→ Set task
Review the material line by line. Identify and copy every line that contains the string "april".

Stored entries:
- - -

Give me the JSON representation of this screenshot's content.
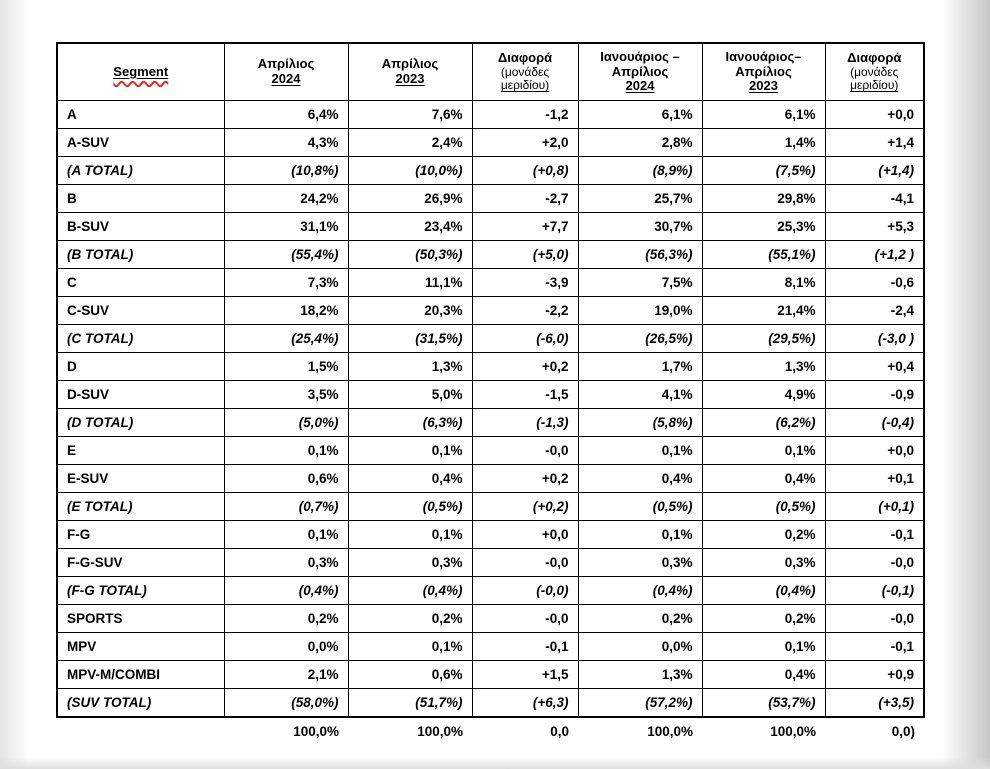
{
  "table": {
    "columns": [
      {
        "id": "segment",
        "lines": [
          "Segment"
        ],
        "spellcheck": true
      },
      {
        "id": "april-2024",
        "lines": [
          "Απρίλιος",
          "2024"
        ]
      },
      {
        "id": "april-2023",
        "lines": [
          "Απρίλιος",
          "2023"
        ]
      },
      {
        "id": "diff-month",
        "lines": [
          "Διαφορά"
        ],
        "sub_lines": [
          "(μονάδες",
          "μεριδίου)"
        ]
      },
      {
        "id": "jan-april-2024",
        "lines": [
          "Ιανουάριος –",
          "Απρίλιος",
          "2024"
        ]
      },
      {
        "id": "jan-april-2023",
        "lines": [
          "Ιανουάριος–",
          "Απρίλιος",
          "2023"
        ]
      },
      {
        "id": "diff-ytd",
        "lines": [
          "Διαφορά"
        ],
        "sub_lines": [
          "(μονάδες",
          "μεριδίου)"
        ]
      }
    ],
    "rows": [
      {
        "segment": "A",
        "is_total": false,
        "values": [
          "6,4%",
          "7,6%",
          "-1,2",
          "6,1%",
          "6,1%",
          "+0,0"
        ]
      },
      {
        "segment": "A-SUV",
        "is_total": false,
        "values": [
          "4,3%",
          "2,4%",
          "+2,0",
          "2,8%",
          "1,4%",
          "+1,4"
        ]
      },
      {
        "segment": "(A TOTAL)",
        "is_total": true,
        "values": [
          "(10,8%)",
          "(10,0%)",
          "(+0,8)",
          "(8,9%)",
          "(7,5%)",
          "(+1,4)"
        ]
      },
      {
        "segment": "B",
        "is_total": false,
        "values": [
          "24,2%",
          "26,9%",
          "-2,7",
          "25,7%",
          "29,8%",
          "-4,1"
        ]
      },
      {
        "segment": "B-SUV",
        "is_total": false,
        "values": [
          "31,1%",
          "23,4%",
          "+7,7",
          "30,7%",
          "25,3%",
          "+5,3"
        ]
      },
      {
        "segment": "(B TOTAL)",
        "is_total": true,
        "values": [
          "(55,4%)",
          "(50,3%)",
          "(+5,0)",
          "(56,3%)",
          "(55,1%)",
          "(+1,2 )"
        ]
      },
      {
        "segment": "C",
        "is_total": false,
        "values": [
          "7,3%",
          "11,1%",
          "-3,9",
          "7,5%",
          "8,1%",
          "-0,6"
        ]
      },
      {
        "segment": "C-SUV",
        "is_total": false,
        "values": [
          "18,2%",
          "20,3%",
          "-2,2",
          "19,0%",
          "21,4%",
          "-2,4"
        ]
      },
      {
        "segment": "(C TOTAL)",
        "is_total": true,
        "values": [
          "(25,4%)",
          "(31,5%)",
          "(-6,0)",
          "(26,5%)",
          "(29,5%)",
          "(-3,0 )"
        ]
      },
      {
        "segment": "D",
        "is_total": false,
        "values": [
          "1,5%",
          "1,3%",
          "+0,2",
          "1,7%",
          "1,3%",
          "+0,4"
        ]
      },
      {
        "segment": "D-SUV",
        "is_total": false,
        "values": [
          "3,5%",
          "5,0%",
          "-1,5",
          "4,1%",
          "4,9%",
          "-0,9"
        ]
      },
      {
        "segment": "(D TOTAL)",
        "is_total": true,
        "values": [
          "(5,0%)",
          "(6,3%)",
          "(-1,3)",
          "(5,8%)",
          "(6,2%)",
          "(-0,4)"
        ]
      },
      {
        "segment": "E",
        "is_total": false,
        "values": [
          "0,1%",
          "0,1%",
          "-0,0",
          "0,1%",
          "0,1%",
          "+0,0"
        ]
      },
      {
        "segment": "E-SUV",
        "is_total": false,
        "values": [
          "0,6%",
          "0,4%",
          "+0,2",
          "0,4%",
          "0,4%",
          "+0,1"
        ]
      },
      {
        "segment": "(E TOTAL)",
        "is_total": true,
        "values": [
          "(0,7%)",
          "(0,5%)",
          "(+0,2)",
          "(0,5%)",
          "(0,5%)",
          "(+0,1)"
        ]
      },
      {
        "segment": "F-G",
        "is_total": false,
        "values": [
          "0,1%",
          "0,1%",
          "+0,0",
          "0,1%",
          "0,2%",
          "-0,1"
        ]
      },
      {
        "segment": "F-G-SUV",
        "is_total": false,
        "values": [
          "0,3%",
          "0,3%",
          "-0,0",
          "0,3%",
          "0,3%",
          "-0,0"
        ]
      },
      {
        "segment": "(F-G TOTAL)",
        "is_total": true,
        "values": [
          "(0,4%)",
          "(0,4%)",
          "(-0,0)",
          "(0,4%)",
          "(0,4%)",
          "(-0,1)"
        ]
      },
      {
        "segment": "SPORTS",
        "is_total": false,
        "values": [
          "0,2%",
          "0,2%",
          "-0,0",
          "0,2%",
          "0,2%",
          "-0,0"
        ]
      },
      {
        "segment": "MPV",
        "is_total": false,
        "values": [
          "0,0%",
          "0,1%",
          "-0,1",
          "0,0%",
          "0,1%",
          "-0,1"
        ]
      },
      {
        "segment": "MPV-M/COMBI",
        "is_total": false,
        "values": [
          "2,1%",
          "0,6%",
          "+1,5",
          "1,3%",
          "0,4%",
          "+0,9"
        ]
      },
      {
        "segment": "(SUV TOTAL)",
        "is_total": true,
        "values": [
          "(58,0%)",
          "(51,7%)",
          "(+6,3)",
          "(57,2%)",
          "(53,7%)",
          "(+3,5)"
        ]
      }
    ],
    "footer": {
      "values": [
        "",
        "100,0%",
        "100,0%",
        "0,0",
        "100,0%",
        "100,0%",
        "0,0)"
      ]
    }
  },
  "colors": {
    "border": "#000000",
    "text": "#000000",
    "spellcheck_squiggle": "#e02b20",
    "page_shadow": "#c7c7c7"
  }
}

- - -

→ Correct output
        "id": "april-2024",
        "id": "april-2023",
        "id": "jan-april-2024",
        "id": "jan-april-2023",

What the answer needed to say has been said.